GIVEN EXERCISE:
Sort through the entries below and pull out lines containing the word "Geral".

RECORD LIST:
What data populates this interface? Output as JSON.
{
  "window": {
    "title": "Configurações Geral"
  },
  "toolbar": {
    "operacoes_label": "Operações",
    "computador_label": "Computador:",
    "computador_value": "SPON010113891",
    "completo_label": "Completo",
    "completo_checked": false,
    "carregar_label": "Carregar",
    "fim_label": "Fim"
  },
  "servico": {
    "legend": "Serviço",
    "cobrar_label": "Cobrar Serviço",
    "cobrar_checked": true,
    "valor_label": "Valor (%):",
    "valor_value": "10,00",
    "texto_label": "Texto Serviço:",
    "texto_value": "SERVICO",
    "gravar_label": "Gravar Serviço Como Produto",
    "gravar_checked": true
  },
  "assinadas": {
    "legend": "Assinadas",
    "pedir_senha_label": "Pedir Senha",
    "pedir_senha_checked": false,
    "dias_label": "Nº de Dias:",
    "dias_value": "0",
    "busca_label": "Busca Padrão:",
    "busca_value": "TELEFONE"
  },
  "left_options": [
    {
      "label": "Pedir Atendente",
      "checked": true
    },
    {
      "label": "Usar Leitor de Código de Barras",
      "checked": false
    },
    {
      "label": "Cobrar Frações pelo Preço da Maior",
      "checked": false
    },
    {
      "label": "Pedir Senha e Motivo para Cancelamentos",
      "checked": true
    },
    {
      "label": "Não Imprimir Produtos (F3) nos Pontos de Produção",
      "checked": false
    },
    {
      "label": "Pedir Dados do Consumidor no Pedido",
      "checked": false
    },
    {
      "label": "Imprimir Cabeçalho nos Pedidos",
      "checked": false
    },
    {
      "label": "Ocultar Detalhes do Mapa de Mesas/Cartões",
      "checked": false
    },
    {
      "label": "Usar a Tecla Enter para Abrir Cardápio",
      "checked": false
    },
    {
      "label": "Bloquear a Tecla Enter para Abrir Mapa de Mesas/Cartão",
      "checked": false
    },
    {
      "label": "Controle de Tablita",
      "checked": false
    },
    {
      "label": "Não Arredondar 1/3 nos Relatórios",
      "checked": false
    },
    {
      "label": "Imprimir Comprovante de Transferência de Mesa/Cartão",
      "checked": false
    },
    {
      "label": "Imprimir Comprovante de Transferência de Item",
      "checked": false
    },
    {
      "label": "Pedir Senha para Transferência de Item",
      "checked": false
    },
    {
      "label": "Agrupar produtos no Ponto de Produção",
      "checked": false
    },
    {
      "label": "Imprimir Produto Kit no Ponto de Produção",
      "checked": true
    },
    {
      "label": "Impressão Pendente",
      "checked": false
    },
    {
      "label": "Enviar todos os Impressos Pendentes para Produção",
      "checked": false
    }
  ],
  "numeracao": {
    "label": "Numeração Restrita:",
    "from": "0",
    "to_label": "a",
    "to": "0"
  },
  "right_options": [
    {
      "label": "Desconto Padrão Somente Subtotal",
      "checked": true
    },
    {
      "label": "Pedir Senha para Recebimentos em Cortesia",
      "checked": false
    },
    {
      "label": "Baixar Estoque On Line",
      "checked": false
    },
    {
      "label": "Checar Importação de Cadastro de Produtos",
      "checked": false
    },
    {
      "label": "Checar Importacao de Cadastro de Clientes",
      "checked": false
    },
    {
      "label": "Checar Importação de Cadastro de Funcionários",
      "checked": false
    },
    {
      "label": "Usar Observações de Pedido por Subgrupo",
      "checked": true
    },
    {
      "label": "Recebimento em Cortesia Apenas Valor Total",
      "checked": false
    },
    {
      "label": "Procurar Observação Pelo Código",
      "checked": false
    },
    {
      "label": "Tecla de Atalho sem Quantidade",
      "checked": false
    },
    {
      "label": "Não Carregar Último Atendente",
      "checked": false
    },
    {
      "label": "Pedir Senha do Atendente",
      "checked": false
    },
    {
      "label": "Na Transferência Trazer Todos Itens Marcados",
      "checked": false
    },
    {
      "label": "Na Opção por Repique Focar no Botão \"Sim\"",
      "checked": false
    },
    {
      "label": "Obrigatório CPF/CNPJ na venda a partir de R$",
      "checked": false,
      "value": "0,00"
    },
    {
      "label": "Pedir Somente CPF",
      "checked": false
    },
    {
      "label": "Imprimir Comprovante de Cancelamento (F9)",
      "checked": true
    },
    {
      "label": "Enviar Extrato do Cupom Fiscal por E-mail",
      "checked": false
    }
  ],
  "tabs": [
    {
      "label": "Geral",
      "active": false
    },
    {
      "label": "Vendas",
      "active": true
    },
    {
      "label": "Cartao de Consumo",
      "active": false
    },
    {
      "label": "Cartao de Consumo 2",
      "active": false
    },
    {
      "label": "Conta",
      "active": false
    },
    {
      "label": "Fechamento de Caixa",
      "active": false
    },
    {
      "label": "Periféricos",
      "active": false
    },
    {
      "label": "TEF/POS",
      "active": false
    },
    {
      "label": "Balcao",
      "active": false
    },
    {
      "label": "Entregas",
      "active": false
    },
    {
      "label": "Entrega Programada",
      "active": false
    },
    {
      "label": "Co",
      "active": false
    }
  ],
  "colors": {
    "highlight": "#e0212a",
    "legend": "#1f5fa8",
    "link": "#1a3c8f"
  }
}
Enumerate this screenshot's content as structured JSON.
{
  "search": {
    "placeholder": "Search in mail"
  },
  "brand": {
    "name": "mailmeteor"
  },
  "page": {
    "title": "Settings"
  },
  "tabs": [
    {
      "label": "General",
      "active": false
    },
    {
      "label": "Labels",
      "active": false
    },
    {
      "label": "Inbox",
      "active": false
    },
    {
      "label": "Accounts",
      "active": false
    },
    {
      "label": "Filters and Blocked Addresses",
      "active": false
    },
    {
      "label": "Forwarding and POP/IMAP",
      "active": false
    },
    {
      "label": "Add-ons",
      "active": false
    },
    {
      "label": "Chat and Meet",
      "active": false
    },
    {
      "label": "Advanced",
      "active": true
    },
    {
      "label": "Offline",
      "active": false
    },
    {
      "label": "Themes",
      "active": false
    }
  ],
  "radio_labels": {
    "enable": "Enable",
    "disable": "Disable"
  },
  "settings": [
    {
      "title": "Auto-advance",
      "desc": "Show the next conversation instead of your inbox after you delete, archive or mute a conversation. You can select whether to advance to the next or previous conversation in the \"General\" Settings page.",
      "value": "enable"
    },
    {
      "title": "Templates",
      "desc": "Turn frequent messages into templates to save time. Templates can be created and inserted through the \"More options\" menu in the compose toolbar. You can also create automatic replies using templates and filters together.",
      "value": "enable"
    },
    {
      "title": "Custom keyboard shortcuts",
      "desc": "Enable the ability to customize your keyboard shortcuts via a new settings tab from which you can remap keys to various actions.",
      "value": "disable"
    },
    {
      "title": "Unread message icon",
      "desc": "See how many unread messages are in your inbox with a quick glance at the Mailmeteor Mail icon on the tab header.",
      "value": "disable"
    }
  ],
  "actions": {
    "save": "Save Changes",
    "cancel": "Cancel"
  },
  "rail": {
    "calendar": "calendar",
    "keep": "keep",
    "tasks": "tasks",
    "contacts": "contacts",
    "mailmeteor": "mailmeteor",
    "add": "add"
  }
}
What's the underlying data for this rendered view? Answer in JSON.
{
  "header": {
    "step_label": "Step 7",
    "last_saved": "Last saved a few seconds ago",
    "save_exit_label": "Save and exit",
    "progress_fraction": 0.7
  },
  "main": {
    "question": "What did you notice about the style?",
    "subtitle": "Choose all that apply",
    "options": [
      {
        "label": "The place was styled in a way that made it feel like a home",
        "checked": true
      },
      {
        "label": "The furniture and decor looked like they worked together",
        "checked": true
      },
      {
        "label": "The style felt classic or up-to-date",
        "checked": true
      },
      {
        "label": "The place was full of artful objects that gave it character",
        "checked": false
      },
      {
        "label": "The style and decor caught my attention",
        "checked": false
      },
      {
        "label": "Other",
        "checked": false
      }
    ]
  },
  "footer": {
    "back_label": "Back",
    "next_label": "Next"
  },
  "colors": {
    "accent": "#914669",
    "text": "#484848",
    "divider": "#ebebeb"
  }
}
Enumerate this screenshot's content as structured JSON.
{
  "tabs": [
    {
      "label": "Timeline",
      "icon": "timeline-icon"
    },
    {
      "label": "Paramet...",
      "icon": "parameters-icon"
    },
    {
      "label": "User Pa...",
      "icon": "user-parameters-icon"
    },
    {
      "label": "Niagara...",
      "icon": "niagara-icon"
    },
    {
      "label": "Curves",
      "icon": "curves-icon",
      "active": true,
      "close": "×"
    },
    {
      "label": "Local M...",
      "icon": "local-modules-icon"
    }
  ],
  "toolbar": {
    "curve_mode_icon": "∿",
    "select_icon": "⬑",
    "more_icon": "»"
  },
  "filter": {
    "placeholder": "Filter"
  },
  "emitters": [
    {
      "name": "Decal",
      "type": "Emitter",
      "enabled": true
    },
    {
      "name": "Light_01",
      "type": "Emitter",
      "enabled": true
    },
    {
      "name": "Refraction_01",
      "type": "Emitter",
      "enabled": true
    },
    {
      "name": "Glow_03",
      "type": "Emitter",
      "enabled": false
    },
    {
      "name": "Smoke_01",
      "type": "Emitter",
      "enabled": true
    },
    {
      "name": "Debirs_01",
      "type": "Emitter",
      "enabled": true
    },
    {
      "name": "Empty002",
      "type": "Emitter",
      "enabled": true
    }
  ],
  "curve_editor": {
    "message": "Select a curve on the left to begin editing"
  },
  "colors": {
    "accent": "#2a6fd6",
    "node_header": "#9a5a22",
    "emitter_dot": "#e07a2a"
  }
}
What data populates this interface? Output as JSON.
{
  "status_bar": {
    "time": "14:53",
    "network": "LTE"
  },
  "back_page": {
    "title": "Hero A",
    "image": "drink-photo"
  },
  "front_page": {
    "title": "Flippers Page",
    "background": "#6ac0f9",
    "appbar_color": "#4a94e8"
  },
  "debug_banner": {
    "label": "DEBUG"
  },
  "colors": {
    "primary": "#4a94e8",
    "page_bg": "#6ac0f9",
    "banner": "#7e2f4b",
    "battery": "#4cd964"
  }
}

SOLUTION TO THE EXERCISE:
    "title": "Configurações Geral"
      "label": "Geral",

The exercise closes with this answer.